Task instructions
Write out the passage of the Supreme Court judgment below, beginning at the words "LAWGLOBAL HUB Lead" and stopping after the words "fill the vacancy.".

** start Supplied text **

Home » Nigerian Cases » Supreme Court » Mustafa Oladokun Vs Military Governor Of Oyo State And Others (1996) LLJR-SC

Mustafa Oladokun Vs Military Governor Of Oyo State And Others (1996) LLJR-SC

Mustafa Oladokun Vs Military Governor Of Oyo State And Others (1996)

LAWGLOBAL HUB Lead Judgment Report

OGUNDARE, JSC

The main issue calling for determination in this appeal relates to the interpretation of the chieftaincy declaration of the Onjo of Okeho Chieftaincy, registered on 12th February 1958. Following a vacancy in the office of the Onjo, steps were taken to fill the vacancy.

The Secretary to the Kajola Local Government called on the Etielu Ruling House whose turn it was to present a candidate to do so. By the terms of the Chieftaincy Declaration, the meeting of the Ruling House had to be summoned by the Mogaji Ijo. There was at the time a dispute as to the validity of the appointment of Labode Akano as the Mogaji Ijo in consequence of which the Secretary of the Kajola Local Government summoned a meeting of the Etielu Ruling House to consider the nomination of candidates for presentation to the kingmakers.

The Ruling House held a meeting on the 22nd of August 1985 at which four candidates were proposed. A vote was taken. The Plaintiff who was one of the candidates scored 20 votes; Y.O. Sunmonu another candidate scored 18 votes. Alhaji Shittu Ishola a third candidate scored 7 votes and Chief Oyebanji Oladokun the fourth candidate scored 1 vote. The names of the four candidates were presented to the kingmakers by the Secretary to the Local Government.

** end Supplied text **
** start Information supplied **

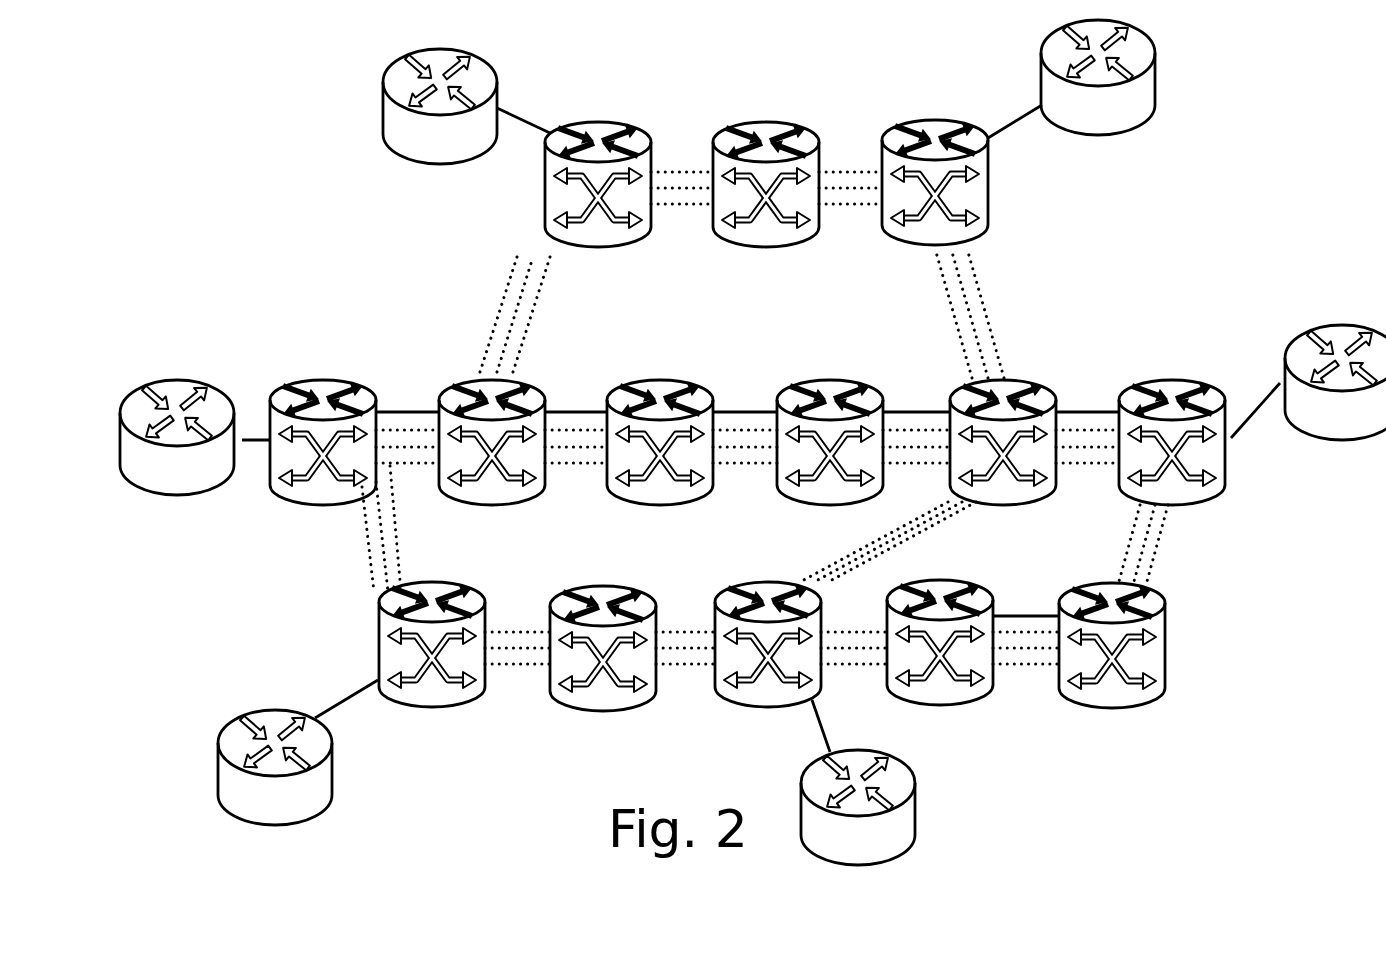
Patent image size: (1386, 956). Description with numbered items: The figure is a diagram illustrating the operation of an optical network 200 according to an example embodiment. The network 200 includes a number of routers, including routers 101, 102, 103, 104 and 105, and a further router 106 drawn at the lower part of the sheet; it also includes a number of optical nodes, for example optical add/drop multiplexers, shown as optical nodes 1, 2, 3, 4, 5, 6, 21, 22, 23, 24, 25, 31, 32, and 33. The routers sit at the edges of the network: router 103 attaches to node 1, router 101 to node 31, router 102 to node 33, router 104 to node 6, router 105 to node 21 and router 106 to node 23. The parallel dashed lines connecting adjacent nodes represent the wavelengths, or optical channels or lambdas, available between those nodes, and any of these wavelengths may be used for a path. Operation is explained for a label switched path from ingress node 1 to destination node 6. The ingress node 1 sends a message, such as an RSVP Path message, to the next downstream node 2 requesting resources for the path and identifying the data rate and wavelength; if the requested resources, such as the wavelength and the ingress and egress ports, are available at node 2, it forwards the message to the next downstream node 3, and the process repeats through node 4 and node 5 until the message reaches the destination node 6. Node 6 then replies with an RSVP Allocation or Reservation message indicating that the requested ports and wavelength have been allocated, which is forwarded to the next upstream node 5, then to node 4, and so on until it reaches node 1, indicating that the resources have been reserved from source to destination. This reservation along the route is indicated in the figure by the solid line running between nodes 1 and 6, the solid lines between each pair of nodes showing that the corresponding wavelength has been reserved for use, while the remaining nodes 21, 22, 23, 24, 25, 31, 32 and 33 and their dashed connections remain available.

The optical node 1 is at (323, 427).
The optical node 2 is at (492, 427).
The optical node 3 is at (660, 427).
The optical node 4 is at (830, 427).
The optical node 5 is at (1003, 427).
The optical node 6 is at (1172, 427).
The optical node 21 is at (432, 630).
The optical node 22 is at (603, 632).
The optical node 23 is at (768, 630).
The optical node 24 is at (940, 628).
The optical node 25 is at (1112, 630).
The optical node 31 is at (598, 169).
The optical node 32 is at (766, 169).
The optical node 33 is at (935, 167).
The router 101 is at (443, 98).
The router 102 is at (1082, 77).
The router 103 is at (177, 425).
The router 104 is at (1335, 368).
The router 105 is at (275, 756).
The router 106 is at (882, 807).
The network 200 is at (497, 835).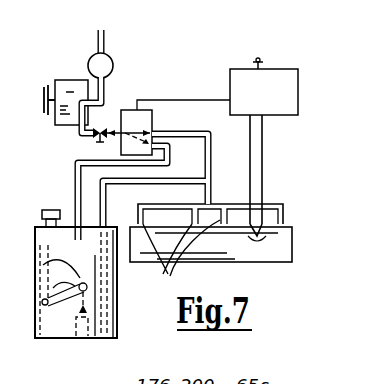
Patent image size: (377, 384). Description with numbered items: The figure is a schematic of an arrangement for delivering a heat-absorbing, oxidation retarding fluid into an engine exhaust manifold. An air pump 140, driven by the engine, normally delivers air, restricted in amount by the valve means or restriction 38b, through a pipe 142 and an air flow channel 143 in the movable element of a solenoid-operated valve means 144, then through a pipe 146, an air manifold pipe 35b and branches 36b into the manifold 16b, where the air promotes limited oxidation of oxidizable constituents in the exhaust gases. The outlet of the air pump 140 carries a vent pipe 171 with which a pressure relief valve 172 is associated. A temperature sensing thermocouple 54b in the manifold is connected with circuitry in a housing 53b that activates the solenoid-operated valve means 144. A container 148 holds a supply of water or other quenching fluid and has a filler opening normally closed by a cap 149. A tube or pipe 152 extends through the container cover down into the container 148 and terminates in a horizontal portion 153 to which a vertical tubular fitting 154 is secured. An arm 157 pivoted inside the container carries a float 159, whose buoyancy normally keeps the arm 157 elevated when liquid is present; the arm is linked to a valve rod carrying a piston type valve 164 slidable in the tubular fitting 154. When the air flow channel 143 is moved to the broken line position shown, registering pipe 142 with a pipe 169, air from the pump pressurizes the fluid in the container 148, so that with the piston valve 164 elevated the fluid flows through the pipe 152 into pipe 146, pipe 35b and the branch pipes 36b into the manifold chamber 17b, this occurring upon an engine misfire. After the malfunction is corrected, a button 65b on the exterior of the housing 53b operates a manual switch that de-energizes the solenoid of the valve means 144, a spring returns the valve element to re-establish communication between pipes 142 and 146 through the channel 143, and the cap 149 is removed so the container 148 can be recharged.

The air pump 140 is at (69, 80).
The vent pipe 171 is at (106, 39).
The pressure relief valve 172 is at (111, 56).
The pipe 142 is at (78, 131).
The valve means or restriction 38b is at (97, 144).
The air flow channel 143 is at (133, 132).
The solenoid-operated valve means 144 is at (153, 110).
The housing 53b is at (231, 80).
The button 65b is at (257, 61).
The pipe 146 is at (250, 134).
The air manifold pipe 35b is at (252, 172).
The branches 36b is at (284, 213).
The temperature sensing means or thermocouple 54b is at (258, 241).
The manifold 16b is at (196, 263).
The manifold chamber 17b is at (233, 242).
The pipe 169 is at (76, 162).
The tube or pipe 152 is at (100, 190).
The cap 149 is at (43, 211).
The container 148 is at (117, 302).
The float 159 is at (44, 265).
The arm 157 is at (40, 315).
The piston type valve 164 is at (76, 322).
The vertical tubular fitting 154 is at (78, 330).
The horizontal portion 153 is at (86, 330).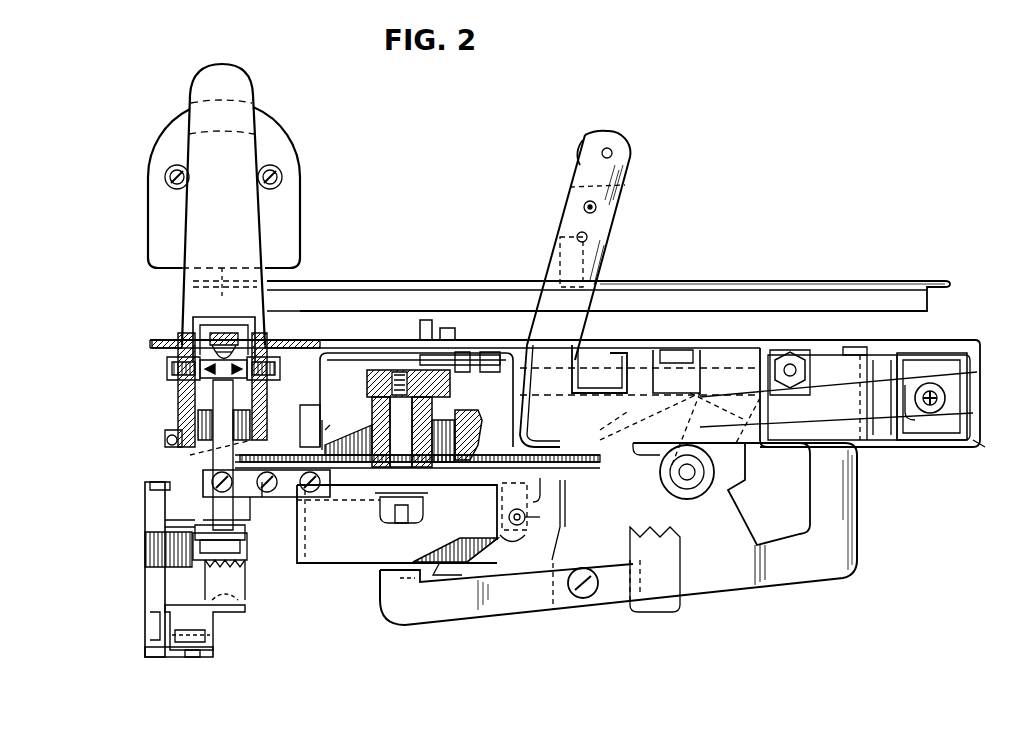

** end Information supplied **

Final answer
LAWGLOBAL HUB Lead Judgment Report

OGUNDARE, JSC

The main issue calling for determination in this appeal relates to the interpretation of the chieftaincy declaration of the Onjo of Okeho Chieftaincy, registered on 12th February 1958. Following a vacancy in the office of the Onjo, steps were taken to fill the vacancy.